From the entries below, copy every line that holds the word "ΚΡΟΥΣΜΑΤΑ".
------------
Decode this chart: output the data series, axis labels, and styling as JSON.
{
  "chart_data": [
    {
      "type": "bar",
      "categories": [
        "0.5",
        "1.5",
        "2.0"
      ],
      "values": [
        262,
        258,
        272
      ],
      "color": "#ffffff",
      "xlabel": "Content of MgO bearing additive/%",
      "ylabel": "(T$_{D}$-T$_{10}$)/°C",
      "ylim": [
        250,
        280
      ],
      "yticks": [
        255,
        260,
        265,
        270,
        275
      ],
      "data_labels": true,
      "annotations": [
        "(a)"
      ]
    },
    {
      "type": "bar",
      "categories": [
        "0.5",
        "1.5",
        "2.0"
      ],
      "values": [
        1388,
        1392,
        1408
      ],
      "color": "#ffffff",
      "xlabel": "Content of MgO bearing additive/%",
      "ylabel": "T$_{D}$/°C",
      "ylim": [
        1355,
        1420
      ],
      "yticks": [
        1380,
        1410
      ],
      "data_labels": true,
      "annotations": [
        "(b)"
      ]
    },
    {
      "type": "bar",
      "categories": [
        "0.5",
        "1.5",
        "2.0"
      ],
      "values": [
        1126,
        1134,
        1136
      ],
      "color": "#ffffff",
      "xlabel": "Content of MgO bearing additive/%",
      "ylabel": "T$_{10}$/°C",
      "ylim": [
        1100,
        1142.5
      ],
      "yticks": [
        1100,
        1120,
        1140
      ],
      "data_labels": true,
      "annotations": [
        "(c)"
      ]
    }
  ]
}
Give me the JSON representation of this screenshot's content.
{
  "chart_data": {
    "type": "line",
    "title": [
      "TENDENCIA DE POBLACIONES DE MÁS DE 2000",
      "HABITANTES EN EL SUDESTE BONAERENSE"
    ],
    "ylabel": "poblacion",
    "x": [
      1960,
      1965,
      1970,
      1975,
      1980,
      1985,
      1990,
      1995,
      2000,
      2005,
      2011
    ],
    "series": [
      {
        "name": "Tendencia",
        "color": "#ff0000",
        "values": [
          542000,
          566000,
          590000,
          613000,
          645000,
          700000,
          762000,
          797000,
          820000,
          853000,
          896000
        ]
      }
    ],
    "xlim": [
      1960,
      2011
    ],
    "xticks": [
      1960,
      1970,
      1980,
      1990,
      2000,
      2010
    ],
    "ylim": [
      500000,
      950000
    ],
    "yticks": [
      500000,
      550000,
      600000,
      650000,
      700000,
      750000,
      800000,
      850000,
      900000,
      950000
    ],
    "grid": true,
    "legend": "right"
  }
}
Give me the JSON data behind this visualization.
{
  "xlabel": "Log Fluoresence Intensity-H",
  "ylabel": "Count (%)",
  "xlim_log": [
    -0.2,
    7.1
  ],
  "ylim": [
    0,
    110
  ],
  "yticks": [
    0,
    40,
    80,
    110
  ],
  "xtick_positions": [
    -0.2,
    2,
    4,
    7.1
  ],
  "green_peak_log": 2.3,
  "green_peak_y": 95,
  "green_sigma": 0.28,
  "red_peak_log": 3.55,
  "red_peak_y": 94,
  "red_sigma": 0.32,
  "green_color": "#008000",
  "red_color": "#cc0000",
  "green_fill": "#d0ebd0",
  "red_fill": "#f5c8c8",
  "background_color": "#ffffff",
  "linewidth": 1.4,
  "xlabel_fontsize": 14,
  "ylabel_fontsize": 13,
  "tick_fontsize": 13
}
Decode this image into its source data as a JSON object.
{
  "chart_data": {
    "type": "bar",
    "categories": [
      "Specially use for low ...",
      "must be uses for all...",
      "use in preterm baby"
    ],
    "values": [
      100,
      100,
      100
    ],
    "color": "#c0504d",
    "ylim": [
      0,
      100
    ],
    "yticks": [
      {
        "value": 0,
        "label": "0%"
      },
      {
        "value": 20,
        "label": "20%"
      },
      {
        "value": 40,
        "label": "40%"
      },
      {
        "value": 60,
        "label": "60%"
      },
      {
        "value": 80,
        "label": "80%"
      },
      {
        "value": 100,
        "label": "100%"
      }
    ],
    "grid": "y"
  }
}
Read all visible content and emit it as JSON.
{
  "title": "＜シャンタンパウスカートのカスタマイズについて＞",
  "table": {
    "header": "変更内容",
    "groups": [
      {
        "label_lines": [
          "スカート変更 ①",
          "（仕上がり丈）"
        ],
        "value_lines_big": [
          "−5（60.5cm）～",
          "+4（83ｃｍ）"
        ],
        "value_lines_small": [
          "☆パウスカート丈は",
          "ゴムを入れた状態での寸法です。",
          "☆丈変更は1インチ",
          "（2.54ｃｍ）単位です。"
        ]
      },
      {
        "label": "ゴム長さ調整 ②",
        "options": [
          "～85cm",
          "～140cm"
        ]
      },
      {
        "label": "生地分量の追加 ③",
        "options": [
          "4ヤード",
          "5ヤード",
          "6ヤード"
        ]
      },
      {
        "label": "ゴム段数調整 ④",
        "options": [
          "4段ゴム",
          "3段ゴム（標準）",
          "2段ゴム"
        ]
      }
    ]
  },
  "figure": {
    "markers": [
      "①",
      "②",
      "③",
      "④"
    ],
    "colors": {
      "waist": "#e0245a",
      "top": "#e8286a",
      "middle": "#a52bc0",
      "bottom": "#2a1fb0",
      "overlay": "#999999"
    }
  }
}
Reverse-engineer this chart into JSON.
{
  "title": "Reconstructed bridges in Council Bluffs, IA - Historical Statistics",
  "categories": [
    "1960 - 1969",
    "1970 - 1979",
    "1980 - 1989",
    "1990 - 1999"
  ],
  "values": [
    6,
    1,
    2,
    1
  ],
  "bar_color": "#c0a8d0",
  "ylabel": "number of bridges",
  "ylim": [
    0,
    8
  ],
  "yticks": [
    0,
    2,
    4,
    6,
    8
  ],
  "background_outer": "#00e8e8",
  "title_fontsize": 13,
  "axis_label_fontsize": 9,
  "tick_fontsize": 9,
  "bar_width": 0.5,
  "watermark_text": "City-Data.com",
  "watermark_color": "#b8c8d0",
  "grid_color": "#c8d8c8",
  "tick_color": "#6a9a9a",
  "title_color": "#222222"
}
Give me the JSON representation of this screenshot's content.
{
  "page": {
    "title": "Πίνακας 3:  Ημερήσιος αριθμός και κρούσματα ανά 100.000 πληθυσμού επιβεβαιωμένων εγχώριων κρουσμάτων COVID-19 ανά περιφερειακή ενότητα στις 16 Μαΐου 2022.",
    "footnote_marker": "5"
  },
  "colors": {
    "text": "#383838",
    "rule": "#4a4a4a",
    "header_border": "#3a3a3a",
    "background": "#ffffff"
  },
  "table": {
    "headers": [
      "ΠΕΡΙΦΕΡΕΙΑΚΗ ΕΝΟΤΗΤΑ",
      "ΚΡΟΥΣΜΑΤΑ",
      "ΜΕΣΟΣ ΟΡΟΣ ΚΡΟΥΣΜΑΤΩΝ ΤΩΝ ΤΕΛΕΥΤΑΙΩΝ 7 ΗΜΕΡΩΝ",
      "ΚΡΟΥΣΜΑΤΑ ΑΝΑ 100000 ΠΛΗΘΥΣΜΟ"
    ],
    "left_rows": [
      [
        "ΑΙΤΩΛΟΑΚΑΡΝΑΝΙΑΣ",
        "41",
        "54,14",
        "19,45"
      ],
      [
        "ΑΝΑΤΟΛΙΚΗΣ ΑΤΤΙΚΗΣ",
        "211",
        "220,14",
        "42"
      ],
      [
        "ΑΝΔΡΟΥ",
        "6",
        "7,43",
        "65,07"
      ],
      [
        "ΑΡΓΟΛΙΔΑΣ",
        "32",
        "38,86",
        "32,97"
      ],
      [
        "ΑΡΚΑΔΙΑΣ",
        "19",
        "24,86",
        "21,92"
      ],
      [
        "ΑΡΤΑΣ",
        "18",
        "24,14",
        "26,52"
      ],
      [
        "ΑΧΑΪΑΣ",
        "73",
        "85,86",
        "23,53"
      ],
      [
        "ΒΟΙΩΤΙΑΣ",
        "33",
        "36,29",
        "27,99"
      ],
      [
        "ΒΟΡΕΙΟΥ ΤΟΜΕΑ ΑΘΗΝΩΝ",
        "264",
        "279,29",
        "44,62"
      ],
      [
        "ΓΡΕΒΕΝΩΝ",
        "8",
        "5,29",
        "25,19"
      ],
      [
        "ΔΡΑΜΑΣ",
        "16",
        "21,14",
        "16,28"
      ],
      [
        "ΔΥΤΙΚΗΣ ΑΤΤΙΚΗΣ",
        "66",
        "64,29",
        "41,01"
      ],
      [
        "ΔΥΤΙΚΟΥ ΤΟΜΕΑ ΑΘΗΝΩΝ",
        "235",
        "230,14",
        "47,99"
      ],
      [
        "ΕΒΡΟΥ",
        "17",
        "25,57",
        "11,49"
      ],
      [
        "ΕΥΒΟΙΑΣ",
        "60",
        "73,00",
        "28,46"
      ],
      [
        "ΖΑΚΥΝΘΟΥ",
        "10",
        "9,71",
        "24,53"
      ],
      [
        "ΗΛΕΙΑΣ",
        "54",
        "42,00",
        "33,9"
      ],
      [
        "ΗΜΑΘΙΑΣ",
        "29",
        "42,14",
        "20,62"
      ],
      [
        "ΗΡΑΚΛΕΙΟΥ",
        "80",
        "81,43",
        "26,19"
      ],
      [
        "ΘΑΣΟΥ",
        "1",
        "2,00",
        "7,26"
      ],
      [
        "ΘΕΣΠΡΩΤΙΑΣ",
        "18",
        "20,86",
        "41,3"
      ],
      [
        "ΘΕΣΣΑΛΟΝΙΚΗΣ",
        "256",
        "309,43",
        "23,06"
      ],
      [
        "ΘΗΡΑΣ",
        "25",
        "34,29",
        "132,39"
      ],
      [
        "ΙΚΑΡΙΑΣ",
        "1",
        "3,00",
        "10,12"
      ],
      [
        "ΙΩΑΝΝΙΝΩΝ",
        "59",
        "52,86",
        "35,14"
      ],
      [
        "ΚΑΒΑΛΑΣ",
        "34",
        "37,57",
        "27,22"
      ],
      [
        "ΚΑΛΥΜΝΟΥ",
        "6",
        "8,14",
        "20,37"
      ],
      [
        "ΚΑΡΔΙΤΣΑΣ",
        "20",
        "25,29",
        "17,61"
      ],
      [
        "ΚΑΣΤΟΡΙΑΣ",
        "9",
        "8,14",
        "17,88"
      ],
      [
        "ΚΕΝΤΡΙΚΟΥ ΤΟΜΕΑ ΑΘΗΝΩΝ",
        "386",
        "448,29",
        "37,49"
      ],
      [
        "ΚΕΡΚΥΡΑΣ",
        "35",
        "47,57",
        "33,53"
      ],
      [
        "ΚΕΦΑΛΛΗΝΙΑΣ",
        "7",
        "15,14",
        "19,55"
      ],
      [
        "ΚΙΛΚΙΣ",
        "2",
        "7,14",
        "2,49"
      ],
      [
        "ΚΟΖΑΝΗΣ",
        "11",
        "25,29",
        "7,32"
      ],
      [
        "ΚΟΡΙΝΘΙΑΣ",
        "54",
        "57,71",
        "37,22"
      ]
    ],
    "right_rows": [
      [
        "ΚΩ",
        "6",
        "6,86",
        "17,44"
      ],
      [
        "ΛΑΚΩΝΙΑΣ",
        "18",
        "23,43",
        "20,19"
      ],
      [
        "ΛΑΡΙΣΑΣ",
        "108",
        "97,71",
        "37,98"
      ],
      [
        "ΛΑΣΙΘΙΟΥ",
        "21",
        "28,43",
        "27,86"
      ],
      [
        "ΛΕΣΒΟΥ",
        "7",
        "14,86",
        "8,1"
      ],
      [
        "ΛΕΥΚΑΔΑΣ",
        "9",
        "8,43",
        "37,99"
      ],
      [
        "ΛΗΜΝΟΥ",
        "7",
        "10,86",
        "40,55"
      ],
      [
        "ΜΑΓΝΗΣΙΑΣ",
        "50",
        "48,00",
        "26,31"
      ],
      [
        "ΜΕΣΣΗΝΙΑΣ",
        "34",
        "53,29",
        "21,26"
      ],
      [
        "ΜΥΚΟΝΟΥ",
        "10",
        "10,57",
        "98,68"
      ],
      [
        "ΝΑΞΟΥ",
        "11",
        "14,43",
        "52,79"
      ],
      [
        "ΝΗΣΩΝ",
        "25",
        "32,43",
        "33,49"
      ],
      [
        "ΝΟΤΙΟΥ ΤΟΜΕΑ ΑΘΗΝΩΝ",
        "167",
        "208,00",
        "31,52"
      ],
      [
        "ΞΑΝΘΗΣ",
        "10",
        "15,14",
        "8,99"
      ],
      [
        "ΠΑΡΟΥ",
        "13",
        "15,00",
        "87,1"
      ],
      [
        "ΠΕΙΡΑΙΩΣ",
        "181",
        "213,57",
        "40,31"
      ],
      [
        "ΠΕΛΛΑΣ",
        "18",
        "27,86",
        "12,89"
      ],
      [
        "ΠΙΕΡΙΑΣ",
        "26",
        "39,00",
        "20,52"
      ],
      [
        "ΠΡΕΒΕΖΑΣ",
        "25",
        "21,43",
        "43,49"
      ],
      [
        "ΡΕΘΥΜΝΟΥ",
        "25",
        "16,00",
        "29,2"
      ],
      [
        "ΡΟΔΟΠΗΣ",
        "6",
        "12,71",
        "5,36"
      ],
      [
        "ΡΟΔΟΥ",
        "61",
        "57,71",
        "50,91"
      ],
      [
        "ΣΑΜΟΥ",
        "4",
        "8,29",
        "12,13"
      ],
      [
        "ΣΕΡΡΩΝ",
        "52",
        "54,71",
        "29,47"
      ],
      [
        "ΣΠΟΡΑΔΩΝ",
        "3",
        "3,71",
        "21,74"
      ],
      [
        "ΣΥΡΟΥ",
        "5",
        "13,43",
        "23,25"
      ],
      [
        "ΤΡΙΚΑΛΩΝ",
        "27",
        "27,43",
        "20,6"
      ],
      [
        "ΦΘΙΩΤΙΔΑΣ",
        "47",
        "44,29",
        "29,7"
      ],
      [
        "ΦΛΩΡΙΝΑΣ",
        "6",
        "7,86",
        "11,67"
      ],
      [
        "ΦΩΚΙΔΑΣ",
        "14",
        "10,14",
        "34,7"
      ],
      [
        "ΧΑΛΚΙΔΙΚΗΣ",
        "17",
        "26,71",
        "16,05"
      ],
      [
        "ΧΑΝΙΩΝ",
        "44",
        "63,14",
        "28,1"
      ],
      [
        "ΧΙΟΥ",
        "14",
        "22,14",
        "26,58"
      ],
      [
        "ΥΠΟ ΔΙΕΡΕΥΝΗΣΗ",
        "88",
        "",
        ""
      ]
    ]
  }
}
------------
### Solution to the exercise
      "ΚΡΟΥΣΜΑΤΑ",
      "ΚΡΟΥΣΜΑΤΑ ΑΝΑ 100000 ΠΛΗΘΥΣΜΟ"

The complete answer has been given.